§ Information supplied
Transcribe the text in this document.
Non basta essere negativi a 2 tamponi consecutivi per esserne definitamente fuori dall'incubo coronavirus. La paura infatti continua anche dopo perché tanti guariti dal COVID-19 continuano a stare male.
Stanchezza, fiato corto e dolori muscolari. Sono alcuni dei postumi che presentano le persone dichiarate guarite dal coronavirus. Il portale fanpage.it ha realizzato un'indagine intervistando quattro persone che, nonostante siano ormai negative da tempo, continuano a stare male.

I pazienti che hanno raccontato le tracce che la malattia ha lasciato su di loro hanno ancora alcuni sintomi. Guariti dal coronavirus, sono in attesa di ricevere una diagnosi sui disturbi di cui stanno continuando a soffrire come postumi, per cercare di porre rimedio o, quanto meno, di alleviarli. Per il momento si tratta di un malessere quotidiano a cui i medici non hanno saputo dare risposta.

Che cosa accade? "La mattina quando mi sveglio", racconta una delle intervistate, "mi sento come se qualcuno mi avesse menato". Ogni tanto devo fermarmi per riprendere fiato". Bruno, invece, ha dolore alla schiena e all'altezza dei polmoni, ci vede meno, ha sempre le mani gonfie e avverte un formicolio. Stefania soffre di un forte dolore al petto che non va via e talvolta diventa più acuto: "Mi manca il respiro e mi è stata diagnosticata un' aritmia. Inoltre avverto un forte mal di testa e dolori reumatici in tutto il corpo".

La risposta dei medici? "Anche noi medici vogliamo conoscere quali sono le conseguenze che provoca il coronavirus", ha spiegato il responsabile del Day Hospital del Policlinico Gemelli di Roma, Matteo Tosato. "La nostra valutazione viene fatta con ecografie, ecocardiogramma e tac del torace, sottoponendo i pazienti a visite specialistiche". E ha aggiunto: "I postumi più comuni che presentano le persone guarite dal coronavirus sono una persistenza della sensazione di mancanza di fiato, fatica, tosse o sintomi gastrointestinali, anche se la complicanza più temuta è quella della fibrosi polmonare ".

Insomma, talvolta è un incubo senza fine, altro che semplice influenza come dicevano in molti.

§ What to do
Search the material for the word "guarite". Each line where it is found must be copied.

§ Expected answer
Stanchezza, fiato corto e dolori muscolari. Sono alcuni dei postumi che presentano le persone dichiarate guarite dal coronavirus. Il portale fanpage.it ha realizzato un'indagine intervistando quattro persone che, nonostante siano ormai negative da tempo, continuano a stare male.
La risposta dei medici? "Anche noi medici vogliamo conoscere quali sono le conseguenze che provoca il coronavirus", ha spiegato il responsabile del Day Hospital del Policlinico Gemelli di Roma, Matteo Tosato. "La nostra valutazione viene fatta con ecografie, ecocardiogramma e tac del torace, sottoponendo i pazienti a visite specialistiche". E ha aggiunto: "I postumi più comuni che presentano le persone guarite dal coronavirus sono una persistenza della sensazione di mancanza di fiato, fatica, tosse o sintomi gastrointestinali, anche se la complicanza più temuta è quella della fibrosi polmonare ".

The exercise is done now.